**Extracted data:**
START

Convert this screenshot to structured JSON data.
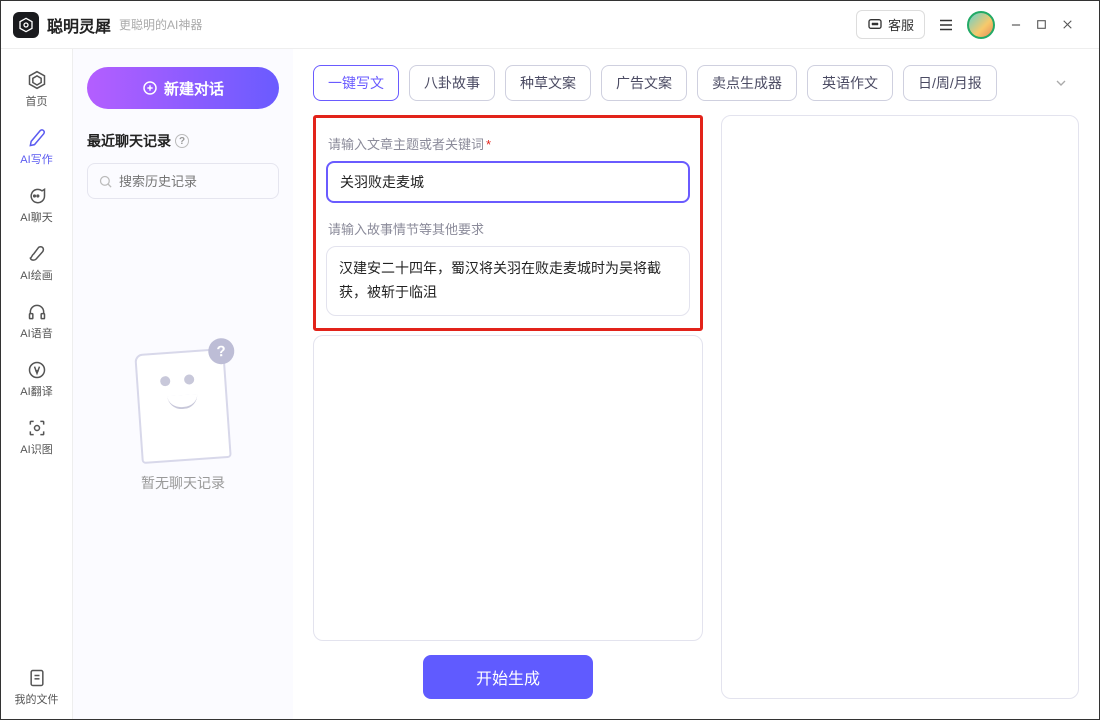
{
  "app": {
    "title": "聪明灵犀",
    "subtitle": "更聪明的AI神器"
  },
  "titlebar": {
    "support_label": "客服"
  },
  "nav": {
    "home": "首页",
    "write": "AI写作",
    "chat": "AI聊天",
    "paint": "AI绘画",
    "voice": "AI语音",
    "translate": "AI翻译",
    "ocr": "AI识图",
    "myfiles": "我的文件"
  },
  "history": {
    "new_chat": "新建对话",
    "recent_title": "最近聊天记录",
    "search_placeholder": "搜索历史记录",
    "empty_text": "暂无聊天记录"
  },
  "tabs": {
    "items": [
      "一键写文",
      "八卦故事",
      "种草文案",
      "广告文案",
      "卖点生成器",
      "英语作文",
      "日/周/月报"
    ],
    "active_index": 0
  },
  "form": {
    "topic_label": "请输入文章主题或者关键词",
    "topic_value": "关羽败走麦城",
    "details_label": "请输入故事情节等其他要求",
    "details_value": "汉建安二十四年，蜀汉将关羽在败走麦城时为吴将截获，被斩于临沮",
    "generate_label": "开始生成"
  }
}
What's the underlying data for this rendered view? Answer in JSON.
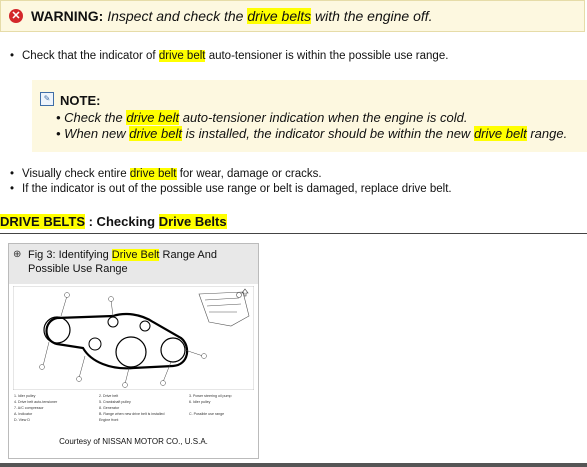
{
  "warning": {
    "label": "WARNING:",
    "text_pre": "Inspect and check the",
    "highlight": "drive belts",
    "text_post": "with the engine off."
  },
  "check": {
    "pre": "Check that the indicator of",
    "highlight": "drive belt",
    "post": "auto-tensioner is within the possible use range."
  },
  "note": {
    "title": "NOTE:",
    "line1_pre": "Check the",
    "line1_hl": "drive belt",
    "line1_post": "auto-tensioner indication when the engine is cold.",
    "line2_pre": "When new",
    "line2_hl1": "drive belt",
    "line2_mid": "is installed, the indicator should be within the new",
    "line2_hl2": "drive belt",
    "line2_post": "range."
  },
  "visual": {
    "pre": "Visually check entire",
    "highlight": "drive belt",
    "post": "for wear, damage or cracks."
  },
  "replace_text": "If the indicator is out of the possible use range or belt is damaged, replace drive belt.",
  "heading": {
    "hl1": "DRIVE BELTS",
    "mid": " : Checking ",
    "hl2": "Drive Belts"
  },
  "figure": {
    "title_pre": "Fig 3: Identifying",
    "title_hl": "Drive Belt",
    "title_post": "Range And Possible Use Range",
    "legend": [
      "1.  Idler pulley",
      "2.  Drive belt",
      "3.  Power steering oil pump",
      "4.  Drive belt auto-tensioner",
      "5.  Crankshaft pulley",
      "6.  Idler pulley",
      "7.  A/C compressor",
      "8.  Generator",
      "A.  Indicator",
      "B.  Range when new drive belt is installed",
      "C.  Possible use range",
      "D.  View D",
      "Engine front"
    ],
    "courtesy": "Courtesy of NISSAN MOTOR CO., U.S.A."
  }
}
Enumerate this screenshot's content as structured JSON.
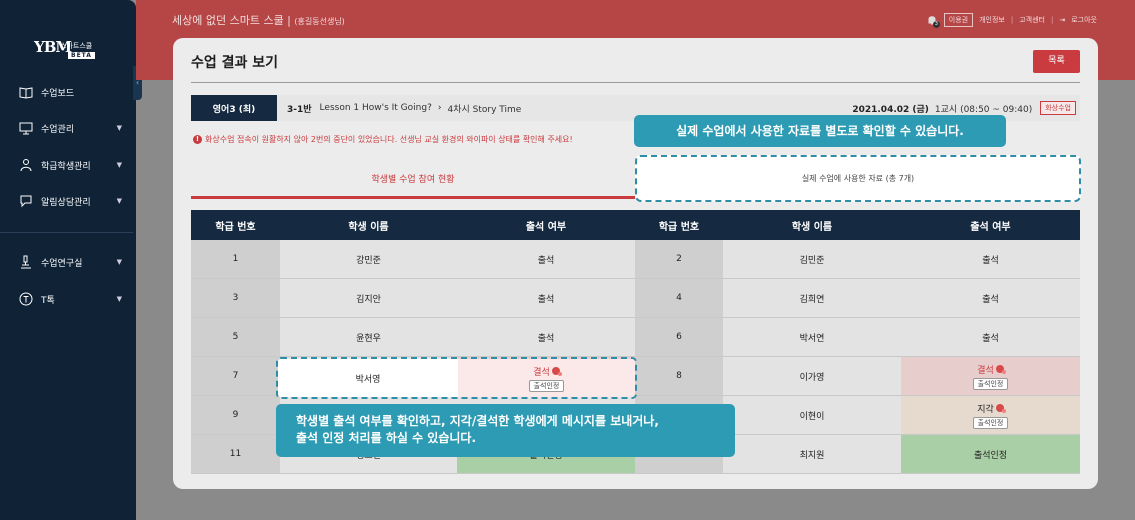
{
  "sidebar": {
    "logo_mark": "YBM",
    "brand": "스마트스쿨",
    "beta": "BETA",
    "collapse_icon": "chevron-left-icon",
    "items": [
      {
        "label": "수업보드",
        "icon": "book-icon",
        "has_arrow": false
      },
      {
        "label": "수업관리",
        "icon": "monitor-icon",
        "has_arrow": true
      },
      {
        "label": "학급학생관리",
        "icon": "users-icon",
        "has_arrow": true
      },
      {
        "label": "알림상담관리",
        "icon": "chat-icon",
        "has_arrow": true
      },
      {
        "label": "수업연구실",
        "icon": "microscope-icon",
        "has_arrow": true
      },
      {
        "label": "T톡",
        "icon": "t-circle-icon",
        "has_arrow": true
      }
    ]
  },
  "topbar": {
    "title": "세상에 없던 스마트 스쿨 |",
    "teacher": "(홍길동선생님)",
    "notif_count": "3",
    "user_button": "이용권",
    "links": [
      "개인정보",
      "고객센터"
    ],
    "logout": "로그아웃"
  },
  "page": {
    "title": "수업 결과 보기",
    "list_button": "목록"
  },
  "classbar": {
    "subject": "영어3 (최)",
    "class": "3-1반",
    "lesson": "Lesson 1 How's It Going?",
    "session": "4차시 Story Time",
    "date": "2021.04.02 (금)",
    "time": "1교시 (08:50 ~ 09:40)",
    "mode": "화상수업"
  },
  "warning": "화상수업 접속이 원활하지 않아 2번의 중단이 있었습니다. 선생님 교실 환경의 와이파이 상태를 확인해 주세요!",
  "tabs": {
    "participation": "학생별 수업 참여 현황",
    "materials": "실제 수업에 사용한 자료 (총 7개)"
  },
  "tips": {
    "materials": "실제 수업에서 사용한 자료를 별도로 확인할 수 있습니다.",
    "attendance_line1": "학생별 출석 여부를 확인하고, 지각/결석한 학생에게 메시지를 보내거나,",
    "attendance_line2": "출석 인정 처리를 하실 수 있습니다."
  },
  "table": {
    "headers": [
      "학급 번호",
      "학생 이름",
      "출석 여부",
      "학급 번호",
      "학생 이름",
      "출석 여부"
    ],
    "approve_label": "출석인정",
    "rows": [
      [
        {
          "num": "1",
          "name": "강민준",
          "att": "출석",
          "state": "present"
        },
        {
          "num": "2",
          "name": "김민준",
          "att": "출석",
          "state": "present"
        }
      ],
      [
        {
          "num": "3",
          "name": "김지안",
          "att": "출석",
          "state": "present"
        },
        {
          "num": "4",
          "name": "김희연",
          "att": "출석",
          "state": "present"
        }
      ],
      [
        {
          "num": "5",
          "name": "윤현우",
          "att": "출석",
          "state": "present"
        },
        {
          "num": "6",
          "name": "박서연",
          "att": "출석",
          "state": "present"
        }
      ],
      [
        {
          "num": "7",
          "name": "박서영",
          "att": "결석",
          "state": "absent"
        },
        {
          "num": "8",
          "name": "이가영",
          "att": "결석",
          "state": "absent"
        }
      ],
      [
        {
          "num": "9",
          "name": "",
          "att": "",
          "state": "hidden"
        },
        {
          "num": "10",
          "name": "이현이",
          "att": "지각",
          "state": "late"
        }
      ],
      [
        {
          "num": "11",
          "name": "정도연",
          "att": "출석인정",
          "state": "approved"
        },
        {
          "num": "12",
          "name": "최지원",
          "att": "출석인정",
          "state": "approved"
        }
      ]
    ]
  }
}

END

**Brief:**
Where a line of the material above holds the string "JSON", copy that line.

**Written response:**
Convert this screenshot to structured JSON data.
What's the underlying data for this rendered view? Answer in JSON.
Enumerate this screenshot's content as structured JSON.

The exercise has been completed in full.